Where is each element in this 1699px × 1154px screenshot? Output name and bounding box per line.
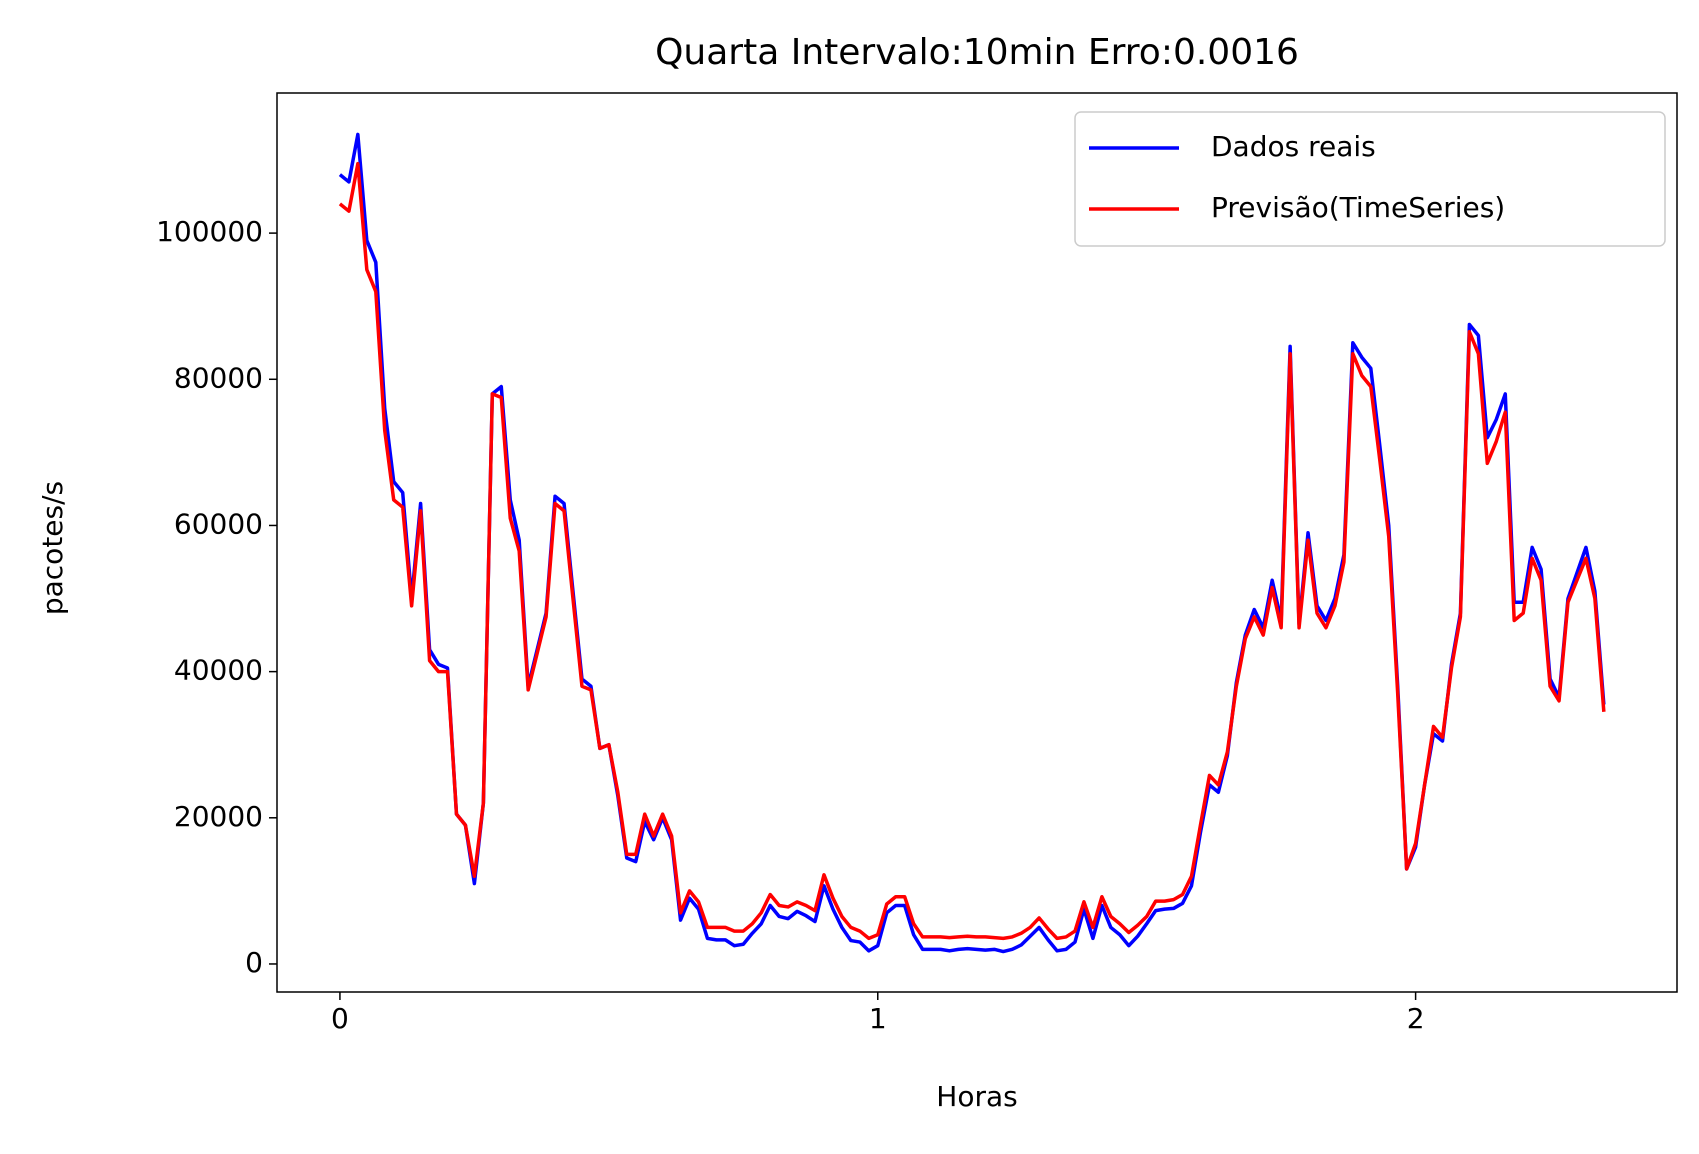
x-tick-label: 2 — [1407, 1002, 1425, 1035]
y-tick-label: 40000 — [174, 654, 263, 687]
x-tick-label: 1 — [869, 1002, 887, 1035]
y-tick-label: 20000 — [174, 800, 263, 833]
series-line — [338, 132, 1606, 954]
y-axis-label: pacotes/s — [36, 481, 69, 615]
chart-title: Quarta Intervalo:10min Erro:0.0016 — [655, 32, 1299, 73]
x-tick-label: 0 — [331, 1002, 349, 1035]
y-tick-label: 60000 — [174, 507, 263, 540]
y-tick-label: 0 — [245, 946, 263, 979]
legend-box — [1074, 111, 1666, 247]
legend-label: Previsão(TimeSeries) — [1211, 191, 1505, 224]
series-line — [338, 161, 1606, 941]
legend-label: Dados reais — [1211, 130, 1376, 163]
plot-frame — [276, 92, 1678, 993]
y-tick-label: 100000 — [156, 215, 263, 248]
x-axis-label: Horas — [936, 1080, 1017, 1113]
y-tick-label: 80000 — [174, 361, 263, 394]
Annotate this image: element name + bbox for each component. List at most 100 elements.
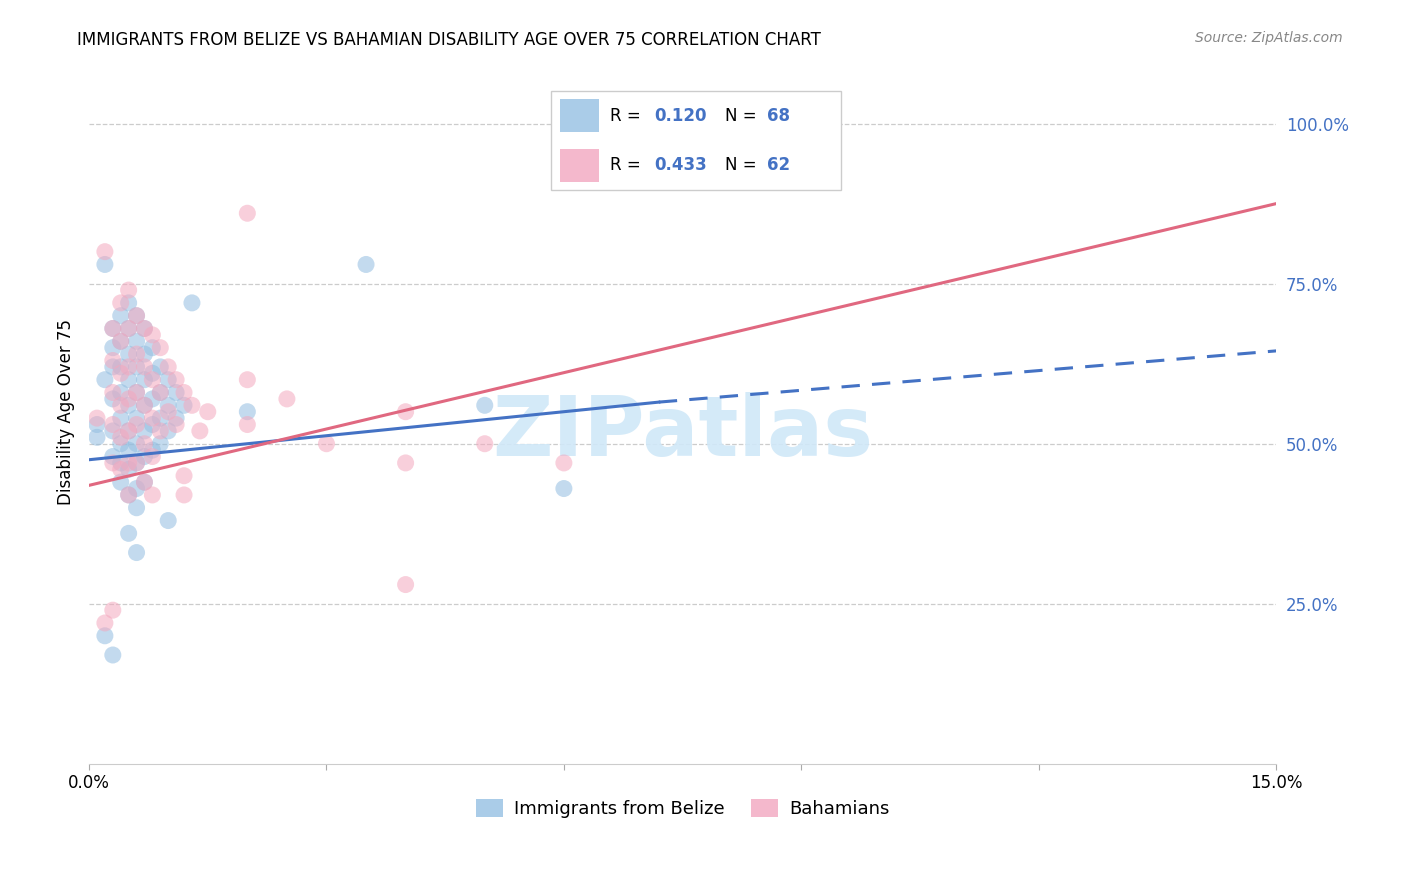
_ _ _ _
■ Given exercise: Please rewrite the part of the listing that opens at its start and closes with the line containing "x-tick-label: 0 — [331, 1002, 349, 1035]", switching "screenshot" to "image" and leaving everything else as it is. Leave the pictures out of your answer.

■ Expected answer:
Where is each element in this 1699px × 1154px image? Output name and bounding box per line.
x-tick-label: 2 — [1407, 1002, 1425, 1035]
y-tick-label: 40000 — [174, 654, 263, 687]
x-tick-label: 1 — [869, 1002, 887, 1035]
y-tick-label: 20000 — [174, 800, 263, 833]
series-line — [338, 132, 1606, 954]
y-axis-label: pacotes/s — [36, 481, 69, 615]
chart-title: Quarta Intervalo:10min Erro:0.0016 — [655, 32, 1299, 73]
x-tick-label: 0 — [331, 1002, 349, 1035]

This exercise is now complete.